- **SHORT EXERCISE**
Print each item below verbatim, line by line, leaving out the pictures.

- **RECORDS TO USE**
## Begin
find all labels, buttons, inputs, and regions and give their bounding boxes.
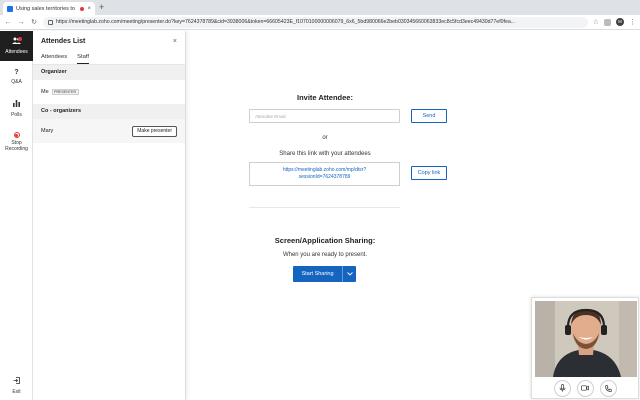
video-controls xyxy=(532,377,638,399)
browser-tab-bar: Using sales territories to ... × + xyxy=(0,0,640,15)
coorganizers-heading: Co - organizers xyxy=(33,104,185,119)
notification-badge xyxy=(18,37,22,41)
bookmark-star-icon[interactable]: ☆ xyxy=(593,18,599,26)
list-item-organizer: Me PRESENTER xyxy=(33,80,185,104)
panel-title: Attendes List xyxy=(41,37,86,45)
attendee-email-input[interactable] xyxy=(249,109,400,123)
webcam-video xyxy=(535,301,637,377)
or-separator: or xyxy=(322,135,328,141)
rail-item-label: Q&A xyxy=(11,79,22,85)
browser-tab[interactable]: Using sales territories to ... × xyxy=(3,2,95,15)
tab-staff[interactable]: Staff xyxy=(77,51,89,64)
profile-avatar[interactable]: M xyxy=(616,18,624,26)
browser-tab-title: Using sales territories to ... xyxy=(16,5,78,12)
meeting-link-line-1: https://meetinglab.zoho.com/mp/dtsr? xyxy=(282,167,367,173)
recording-indicator-icon xyxy=(80,6,85,11)
left-rail: Attendees ? Q&A Polls Stop Recording Exi… xyxy=(0,31,33,400)
address-bar[interactable]: https://meetinglab.zoho.com/meeting/pres… xyxy=(43,16,588,28)
copy-link-button[interactable]: Copy link xyxy=(411,166,447,180)
tab-attendees[interactable]: Attendees xyxy=(41,51,67,64)
rail-item-qa[interactable]: ? Q&A xyxy=(0,69,33,85)
exit-icon xyxy=(13,377,20,387)
extension-icon[interactable] xyxy=(604,18,611,26)
browser-menu-icon[interactable]: ⋮ xyxy=(629,18,636,26)
coorganizer-name: Mary xyxy=(41,128,54,134)
close-icon[interactable]: × xyxy=(173,38,177,45)
ready-text: When you are ready to present. xyxy=(282,252,368,258)
rail-item-polls[interactable]: Polls xyxy=(0,100,33,118)
question-icon: ? xyxy=(14,69,19,76)
send-button[interactable]: Send xyxy=(411,109,447,123)
panel-tabs: Attendees Staff xyxy=(33,51,185,65)
self-video-tile xyxy=(531,297,639,399)
rail-item-label: Exit xyxy=(12,389,21,395)
rail-item-label: Polls xyxy=(11,112,22,118)
lock-icon xyxy=(48,19,53,25)
address-url: https://meetinglab.zoho.com/meeting/pres… xyxy=(56,19,516,25)
back-icon[interactable]: ← xyxy=(4,19,12,26)
browser-toolbar: ← → ↻ https://meetinglab.zoho.com/meetin… xyxy=(0,15,640,30)
presenter-badge: PRESENTER xyxy=(51,89,79,95)
phone-icon[interactable] xyxy=(599,379,617,397)
start-sharing-label: Start Sharing xyxy=(301,271,334,277)
attendees-panel: Attendes List × Attendees Staff Organize… xyxy=(33,31,186,400)
screen-sharing-title: Screen/Application Sharing: xyxy=(274,236,376,245)
start-sharing-button[interactable]: Start Sharing xyxy=(293,266,356,282)
panel-header: Attendes List × xyxy=(33,31,185,51)
rail-item-stop-recording[interactable]: Stop Recording xyxy=(0,132,33,152)
reload-icon[interactable]: ↻ xyxy=(30,18,38,26)
list-item-coorganizer: Mary Make presenter xyxy=(33,119,185,143)
meeting-link-line-2: sessionId=7624378789 xyxy=(298,174,351,180)
camera-icon[interactable] xyxy=(576,379,594,397)
rail-item-attendees[interactable]: Attendees xyxy=(0,31,33,61)
chevron-down-icon[interactable] xyxy=(342,266,356,282)
make-presenter-button[interactable]: Make presenter xyxy=(132,125,177,137)
poll-icon xyxy=(13,100,20,110)
tab-close-icon[interactable]: × xyxy=(87,6,91,12)
record-icon xyxy=(13,132,20,138)
meeting-link[interactable]: https://meetinglab.zoho.com/mp/dtsr? ses… xyxy=(249,162,400,186)
rail-item-exit[interactable]: Exit xyxy=(0,377,33,395)
rail-item-label: Stop Recording xyxy=(5,140,28,152)
rail-item-label: Attendees xyxy=(5,49,28,55)
organizer-heading: Organizer xyxy=(33,65,185,80)
microphone-icon[interactable] xyxy=(553,379,571,397)
invite-title: Invite Attendee: xyxy=(297,93,353,102)
share-link-text: Share this link with your attendees xyxy=(279,151,371,157)
forward-icon[interactable]: → xyxy=(17,19,25,26)
new-tab-button[interactable]: + xyxy=(99,2,104,13)
zoho-favicon-icon xyxy=(7,5,13,12)
organizer-name: Me xyxy=(41,89,49,95)
section-divider xyxy=(249,207,400,208)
## End
- **FINISHED EXERCISE**
find all labels, buttons, inputs, and regions and give their bounding boxes.
video-controls xyxy=(532,377,638,399)
browser-tab-bar: Using sales territories to ... × + xyxy=(0,0,640,15)
coorganizers-heading: Co - organizers xyxy=(33,104,185,119)
notification-badge xyxy=(18,37,22,41)
bookmark-star-icon[interactable]: ☆ xyxy=(593,18,599,26)
list-item-organizer: Me PRESENTER xyxy=(33,80,185,104)
panel-title: Attendes List xyxy=(41,37,86,45)
attendee-email-input[interactable] xyxy=(249,109,400,123)
webcam-video xyxy=(535,301,637,377)
or-separator: or xyxy=(322,135,328,141)
rail-item-label: Q&A xyxy=(11,79,22,85)
browser-tab[interactable]: Using sales territories to ... × xyxy=(3,2,95,15)
tab-staff[interactable]: Staff xyxy=(77,51,89,64)
profile-avatar[interactable]: M xyxy=(616,18,624,26)
browser-tab-title: Using sales territories to ... xyxy=(16,5,78,12)
meeting-link-line-1: https://meetinglab.zoho.com/mp/dtsr? xyxy=(282,167,367,173)
recording-indicator-icon xyxy=(80,6,85,11)
left-rail: Attendees ? Q&A Polls Stop Recording Exi… xyxy=(0,31,33,400)
address-bar[interactable]: https://meetinglab.zoho.com/meeting/pres… xyxy=(43,16,588,28)
copy-link-button[interactable]: Copy link xyxy=(411,166,447,180)
tab-attendees[interactable]: Attendees xyxy=(41,51,67,64)
rail-item-qa[interactable]: ? Q&A xyxy=(0,69,33,85)
exit-icon xyxy=(13,377,20,387)
extension-icon[interactable] xyxy=(604,18,611,26)
browser-menu-icon[interactable]: ⋮ xyxy=(629,18,636,26)
coorganizer-name: Mary xyxy=(41,128,54,134)
close-icon[interactable]: × xyxy=(173,38,177,45)
ready-text: When you are ready to present. xyxy=(282,252,368,258)
rail-item-polls[interactable]: Polls xyxy=(0,100,33,118)
question-icon: ? xyxy=(14,69,19,76)
send-button[interactable]: Send xyxy=(411,109,447,123)
panel-tabs: Attendees Staff xyxy=(33,51,185,65)
self-video-tile xyxy=(531,297,639,399)
rail-item-label: Exit xyxy=(12,389,21,395)
rail-item-label: Polls xyxy=(11,112,22,118)
lock-icon xyxy=(48,19,53,25)
address-url: https://meetinglab.zoho.com/meeting/pres… xyxy=(56,19,516,25)
back-icon[interactable]: ← xyxy=(4,19,12,26)
browser-toolbar: ← → ↻ https://meetinglab.zoho.com/meetin… xyxy=(0,15,640,30)
presenter-badge: PRESENTER xyxy=(51,89,79,95)
phone-icon[interactable] xyxy=(599,379,617,397)
start-sharing-label: Start Sharing xyxy=(301,271,334,277)
attendees-panel: Attendes List × Attendees Staff Organize… xyxy=(33,31,186,400)
screen-sharing-title: Screen/Application Sharing: xyxy=(274,236,376,245)
start-sharing-button[interactable]: Start Sharing xyxy=(293,266,356,282)
panel-header: Attendes List × xyxy=(33,31,185,51)
rail-item-stop-recording[interactable]: Stop Recording xyxy=(0,132,33,152)
reload-icon[interactable]: ↻ xyxy=(30,18,38,26)
list-item-coorganizer: Mary Make presenter xyxy=(33,119,185,143)
meeting-link-line-2: sessionId=7624378789 xyxy=(298,174,351,180)
camera-icon[interactable] xyxy=(576,379,594,397)
rail-item-attendees[interactable]: Attendees xyxy=(0,31,33,61)
chevron-down-icon[interactable] xyxy=(342,266,356,282)
make-presenter-button[interactable]: Make presenter xyxy=(132,125,177,137)
poll-icon xyxy=(13,100,20,110)
tab-close-icon[interactable]: × xyxy=(87,6,91,12)
record-icon xyxy=(13,132,20,138)
meeting-link[interactable]: https://meetinglab.zoho.com/mp/dtsr? ses… xyxy=(249,162,400,186)
rail-item-exit[interactable]: Exit xyxy=(0,377,33,395)
rail-item-label: Stop Recording xyxy=(5,140,28,152)
rail-item-label: Attendees xyxy=(5,49,28,55)
organizer-heading: Organizer xyxy=(33,65,185,80)
microphone-icon[interactable] xyxy=(553,379,571,397)
invite-title: Invite Attendee: xyxy=(297,93,353,102)
share-link-text: Share this link with your attendees xyxy=(279,151,371,157)
forward-icon[interactable]: → xyxy=(17,19,25,26)
new-tab-button[interactable]: + xyxy=(99,2,104,13)
zoho-favicon-icon xyxy=(7,5,13,12)
organizer-name: Me xyxy=(41,89,49,95)
section-divider xyxy=(249,207,400,208)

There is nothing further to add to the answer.